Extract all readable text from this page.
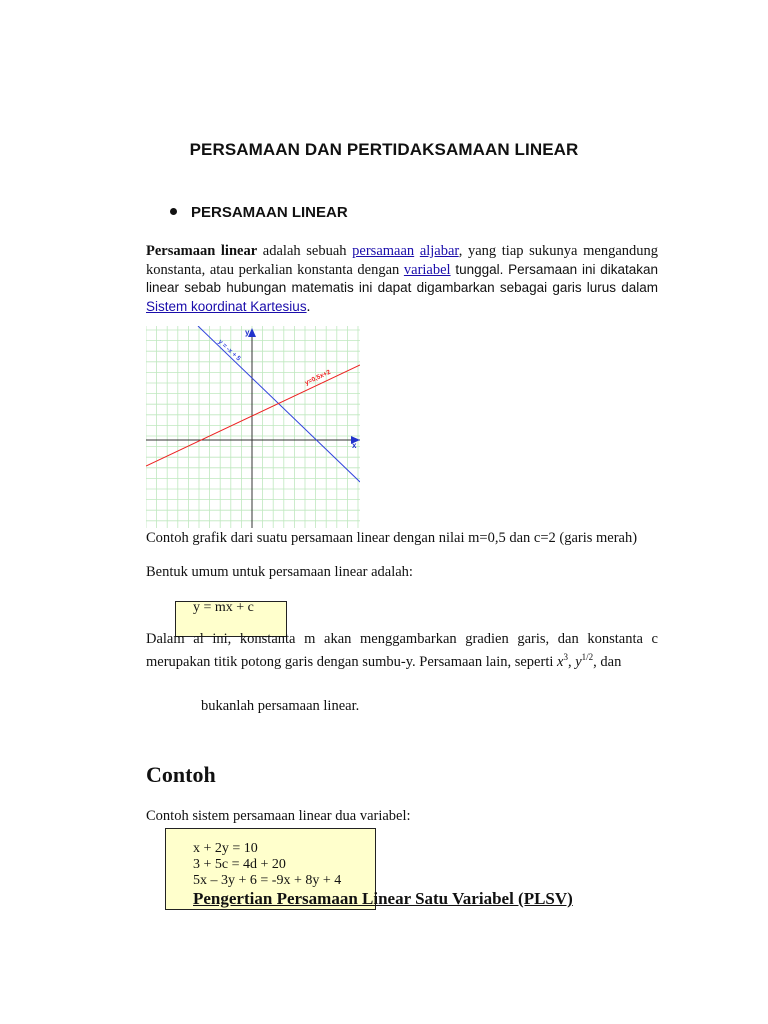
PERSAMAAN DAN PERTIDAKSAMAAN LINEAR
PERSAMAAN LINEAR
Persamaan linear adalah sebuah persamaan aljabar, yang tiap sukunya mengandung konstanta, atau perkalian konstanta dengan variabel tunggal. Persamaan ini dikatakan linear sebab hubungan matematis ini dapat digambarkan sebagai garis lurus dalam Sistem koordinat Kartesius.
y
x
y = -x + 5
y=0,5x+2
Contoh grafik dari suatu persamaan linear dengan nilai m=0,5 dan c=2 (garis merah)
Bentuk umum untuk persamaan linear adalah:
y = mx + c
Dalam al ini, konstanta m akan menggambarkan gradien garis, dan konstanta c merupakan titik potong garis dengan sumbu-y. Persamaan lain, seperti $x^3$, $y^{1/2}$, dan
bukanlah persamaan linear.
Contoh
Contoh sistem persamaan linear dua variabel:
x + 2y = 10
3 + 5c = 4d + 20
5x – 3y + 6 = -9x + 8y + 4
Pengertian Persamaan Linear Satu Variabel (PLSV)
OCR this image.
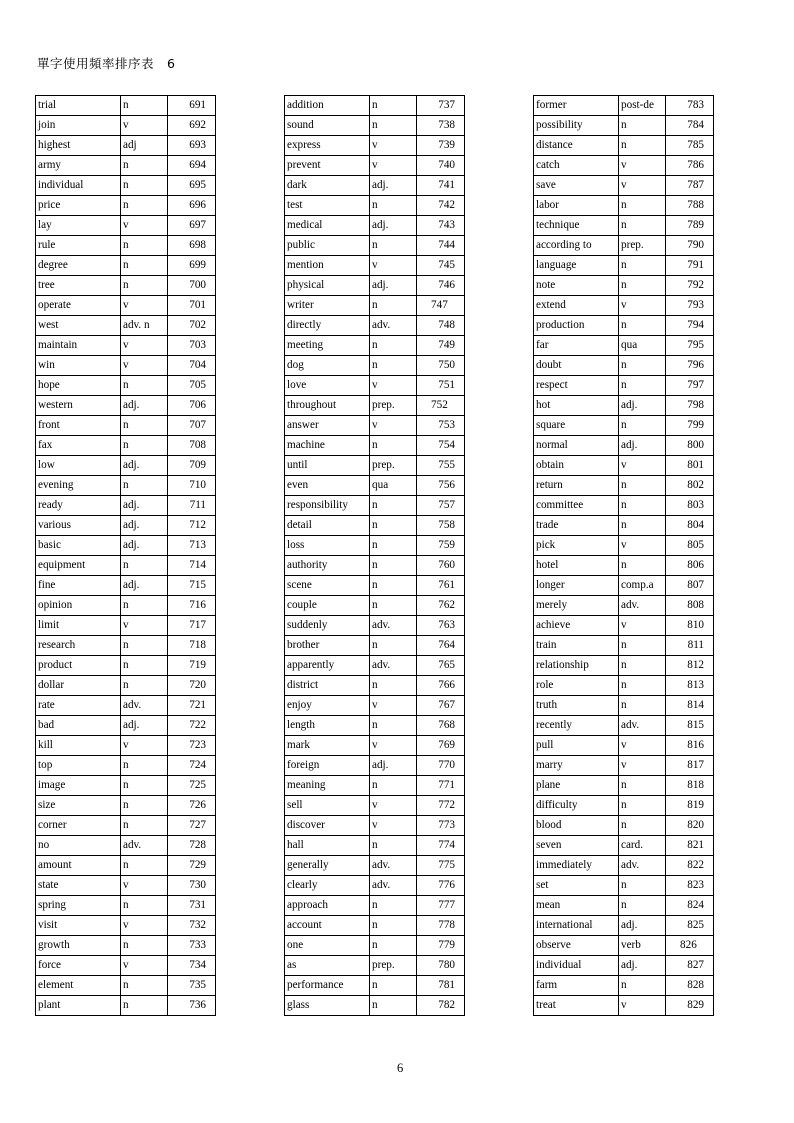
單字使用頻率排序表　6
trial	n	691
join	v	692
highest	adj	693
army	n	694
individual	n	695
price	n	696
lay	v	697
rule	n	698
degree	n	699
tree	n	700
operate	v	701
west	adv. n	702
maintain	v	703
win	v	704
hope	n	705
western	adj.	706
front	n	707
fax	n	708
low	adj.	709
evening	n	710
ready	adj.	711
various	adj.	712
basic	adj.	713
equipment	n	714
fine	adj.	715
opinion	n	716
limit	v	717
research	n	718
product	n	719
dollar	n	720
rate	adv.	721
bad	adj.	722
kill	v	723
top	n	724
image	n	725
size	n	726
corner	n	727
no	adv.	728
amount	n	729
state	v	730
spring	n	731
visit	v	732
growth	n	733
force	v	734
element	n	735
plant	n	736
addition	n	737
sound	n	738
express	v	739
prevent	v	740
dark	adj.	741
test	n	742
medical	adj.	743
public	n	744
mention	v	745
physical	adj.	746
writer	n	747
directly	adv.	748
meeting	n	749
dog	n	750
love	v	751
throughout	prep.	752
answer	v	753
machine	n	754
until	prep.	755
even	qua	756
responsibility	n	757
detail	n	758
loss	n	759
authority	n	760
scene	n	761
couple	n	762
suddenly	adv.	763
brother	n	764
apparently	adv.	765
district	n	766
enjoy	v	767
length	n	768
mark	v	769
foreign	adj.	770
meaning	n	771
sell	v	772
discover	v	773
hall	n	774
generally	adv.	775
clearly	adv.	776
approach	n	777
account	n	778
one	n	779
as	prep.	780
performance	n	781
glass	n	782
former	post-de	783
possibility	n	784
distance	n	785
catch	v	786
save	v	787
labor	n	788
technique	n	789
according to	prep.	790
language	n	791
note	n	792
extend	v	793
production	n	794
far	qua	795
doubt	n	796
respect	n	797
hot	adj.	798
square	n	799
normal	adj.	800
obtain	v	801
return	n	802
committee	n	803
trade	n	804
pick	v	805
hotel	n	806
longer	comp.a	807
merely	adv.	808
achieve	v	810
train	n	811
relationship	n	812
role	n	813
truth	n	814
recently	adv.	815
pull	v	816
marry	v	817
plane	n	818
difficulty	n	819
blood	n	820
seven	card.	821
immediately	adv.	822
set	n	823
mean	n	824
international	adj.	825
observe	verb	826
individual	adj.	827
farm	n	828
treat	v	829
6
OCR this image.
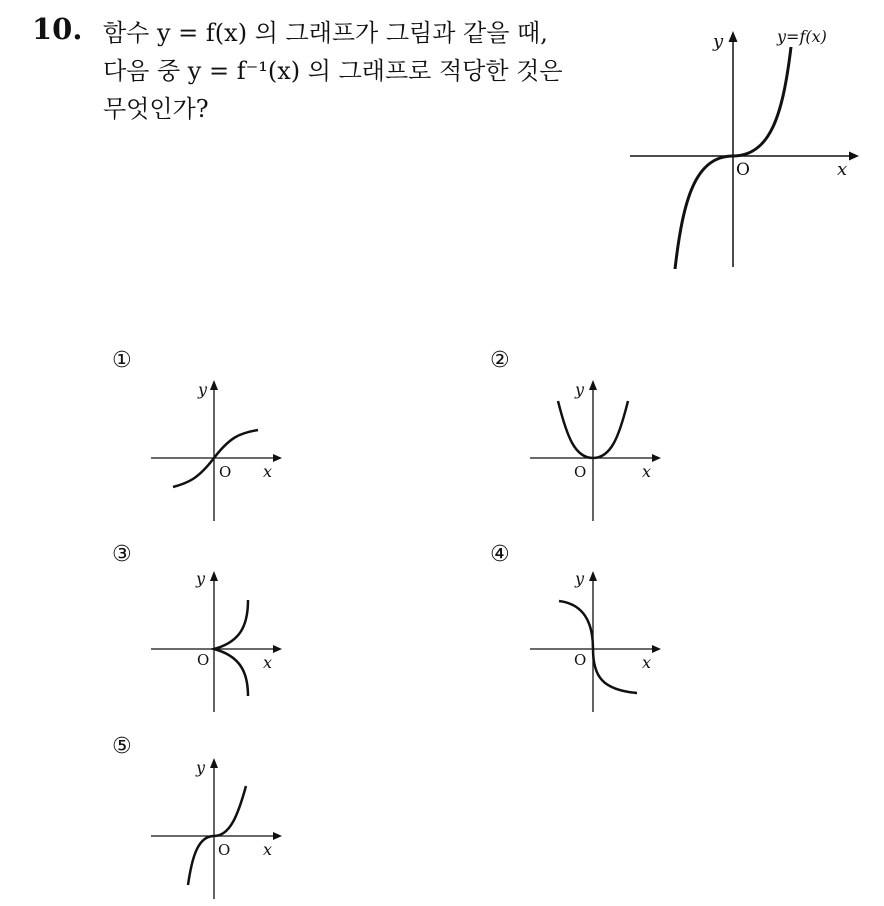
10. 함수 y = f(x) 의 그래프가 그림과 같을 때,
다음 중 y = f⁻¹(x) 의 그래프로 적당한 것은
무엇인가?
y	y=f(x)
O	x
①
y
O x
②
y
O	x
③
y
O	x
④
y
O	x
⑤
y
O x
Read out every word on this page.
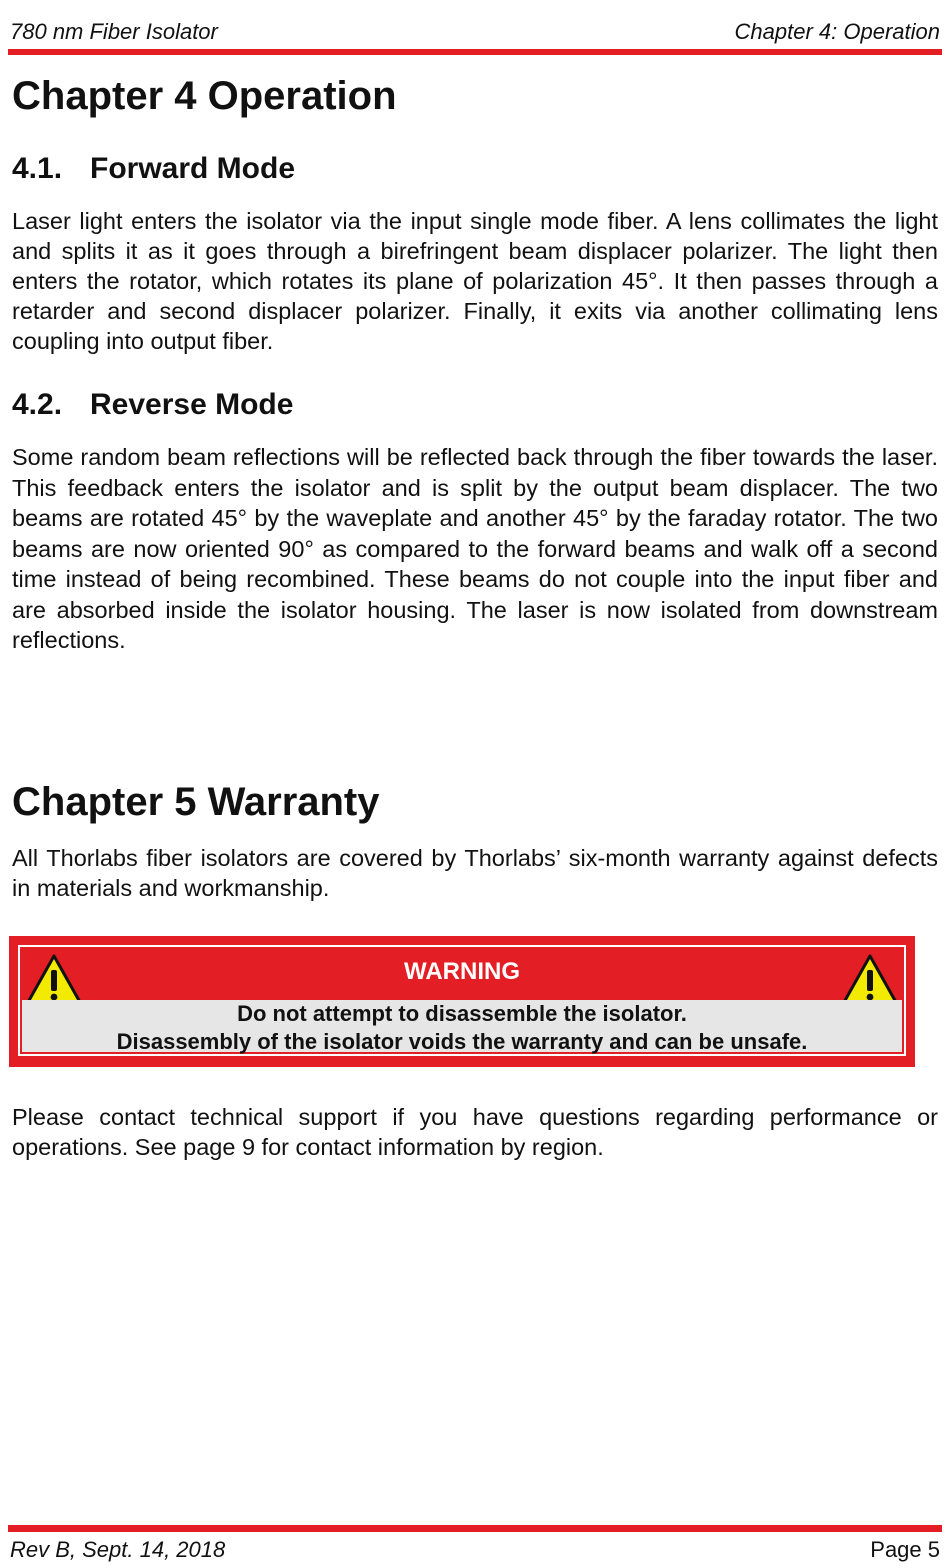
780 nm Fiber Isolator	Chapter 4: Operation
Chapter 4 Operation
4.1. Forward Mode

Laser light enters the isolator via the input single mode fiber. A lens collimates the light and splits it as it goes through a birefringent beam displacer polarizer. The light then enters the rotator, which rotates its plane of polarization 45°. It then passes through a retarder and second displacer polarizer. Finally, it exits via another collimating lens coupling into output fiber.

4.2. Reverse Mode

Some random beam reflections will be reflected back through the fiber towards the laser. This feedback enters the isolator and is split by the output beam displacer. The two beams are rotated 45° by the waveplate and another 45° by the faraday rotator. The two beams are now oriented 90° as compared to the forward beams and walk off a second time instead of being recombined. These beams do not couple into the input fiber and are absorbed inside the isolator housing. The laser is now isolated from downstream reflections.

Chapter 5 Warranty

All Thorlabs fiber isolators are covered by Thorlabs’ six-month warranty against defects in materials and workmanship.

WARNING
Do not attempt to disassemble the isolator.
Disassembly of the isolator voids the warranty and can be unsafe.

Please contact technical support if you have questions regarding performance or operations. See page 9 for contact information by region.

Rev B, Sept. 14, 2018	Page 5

--- --- ---

• Task instructions
Copy the records above exactly, leaving out every picture.

• Response to this task
Extract all readable text from this page.
PERSAMAAN DAN PERTIDAKSAMAAN LINEAR
PERSAMAAN LINEAR
Persamaan linear adalah sebuah persamaan aljabar, yang tiap sukunya mengandung konstanta, atau perkalian konstanta dengan variabel tunggal. Persamaan ini dikatakan linear sebab hubungan matematis ini dapat digambarkan sebagai garis lurus dalam Sistem koordinat Kartesius.
y
x
y = -x + 5
y=0,5x+2
Contoh grafik dari suatu persamaan linear dengan nilai m=0,5 dan c=2 (garis merah)
Bentuk umum untuk persamaan linear adalah:
y = mx + c
Dalam al ini, konstanta m akan menggambarkan gradien garis, dan konstanta c merupakan titik potong garis dengan sumbu-y. Persamaan lain, seperti $x^3$, $y^{1/2}$, dan
bukanlah persamaan linear.
Contoh
Contoh sistem persamaan linear dua variabel:
x + 2y = 10
3 + 5c = 4d + 20
5x – 3y + 6 = -9x + 8y + 4
Pengertian Persamaan Linear Satu Variabel (PLSV)
OCR this image.
單字使用頻率排序表　6
trial	n	691
join	v	692
highest	adj	693
army	n	694
individual	n	695
price	n	696
lay	v	697
rule	n	698
degree	n	699
tree	n	700
operate	v	701
west	adv. n	702
maintain	v	703
win	v	704
hope	n	705
western	adj.	706
front	n	707
fax	n	708
low	adj.	709
evening	n	710
ready	adj.	711
various	adj.	712
basic	adj.	713
equipment	n	714
fine	adj.	715
opinion	n	716
limit	v	717
research	n	718
product	n	719
dollar	n	720
rate	adv.	721
bad	adj.	722
kill	v	723
top	n	724
image	n	725
size	n	726
corner	n	727
no	adv.	728
amount	n	729
state	v	730
spring	n	731
visit	v	732
growth	n	733
force	v	734
element	n	735
plant	n	736
addition	n	737
sound	n	738
express	v	739
prevent	v	740
dark	adj.	741
test	n	742
medical	adj.	743
public	n	744
mention	v	745
physical	adj.	746
writer	n	747
directly	adv.	748
meeting	n	749
dog	n	750
love	v	751
throughout	prep.	752
answer	v	753
machine	n	754
until	prep.	755
even	qua	756
responsibility	n	757
detail	n	758
loss	n	759
authority	n	760
scene	n	761
couple	n	762
suddenly	adv.	763
brother	n	764
apparently	adv.	765
district	n	766
enjoy	v	767
length	n	768
mark	v	769
foreign	adj.	770
meaning	n	771
sell	v	772
discover	v	773
hall	n	774
generally	adv.	775
clearly	adv.	776
approach	n	777
account	n	778
one	n	779
as	prep.	780
performance	n	781
glass	n	782
former	post-de	783
possibility	n	784
distance	n	785
catch	v	786
save	v	787
labor	n	788
technique	n	789
according to	prep.	790
language	n	791
note	n	792
extend	v	793
production	n	794
far	qua	795
doubt	n	796
respect	n	797
hot	adj.	798
square	n	799
normal	adj.	800
obtain	v	801
return	n	802
committee	n	803
trade	n	804
pick	v	805
hotel	n	806
longer	comp.a	807
merely	adv.	808
achieve	v	810
train	n	811
relationship	n	812
role	n	813
truth	n	814
recently	adv.	815
pull	v	816
marry	v	817
plane	n	818
difficulty	n	819
blood	n	820
seven	card.	821
immediately	adv.	822
set	n	823
mean	n	824
international	adj.	825
observe	verb	826
individual	adj.	827
farm	n	828
treat	v	829
6
OCR this image.
10. 함수 y = f(x) 의 그래프가 그림과 같을 때,
다음 중 y = f⁻¹(x) 의 그래프로 적당한 것은
무엇인가?
y	y=f(x)
O	x
①
y
O x
②
y
O	x
③
y
O	x
④
y
O	x
⑤
y
O x
Read out every word on this page.
780 nm Fiber Isolator	Chapter 4: Operation
Chapter 4 Operation
4.1. Forward Mode

Laser light enters the isolator via the input single mode fiber. A lens collimates the light and splits it as it goes through a birefringent beam displacer polarizer. The light then enters the rotator, which rotates its plane of polarization 45°. It then passes through a retarder and second displacer polarizer. Finally, it exits via another collimating lens coupling into output fiber.

4.2. Reverse Mode

Some random beam reflections will be reflected back through the fiber towards the laser. This feedback enters the isolator and is split by the output beam displacer. The two beams are rotated 45° by the waveplate and another 45° by the faraday rotator. The two beams are now oriented 90° as compared to the forward beams and walk off a second time instead of being recombined. These beams do not couple into the input fiber and are absorbed inside the isolator housing. The laser is now isolated from downstream reflections.

Chapter 5 Warranty

All Thorlabs fiber isolators are covered by Thorlabs’ six-month warranty against defects in materials and workmanship.

WARNING
Do not attempt to disassemble the isolator.
Disassembly of the isolator voids the warranty and can be unsafe.

Please contact technical support if you have questions regarding performance or operations. See page 9 for contact information by region.

Rev B, Sept. 14, 2018	Page 5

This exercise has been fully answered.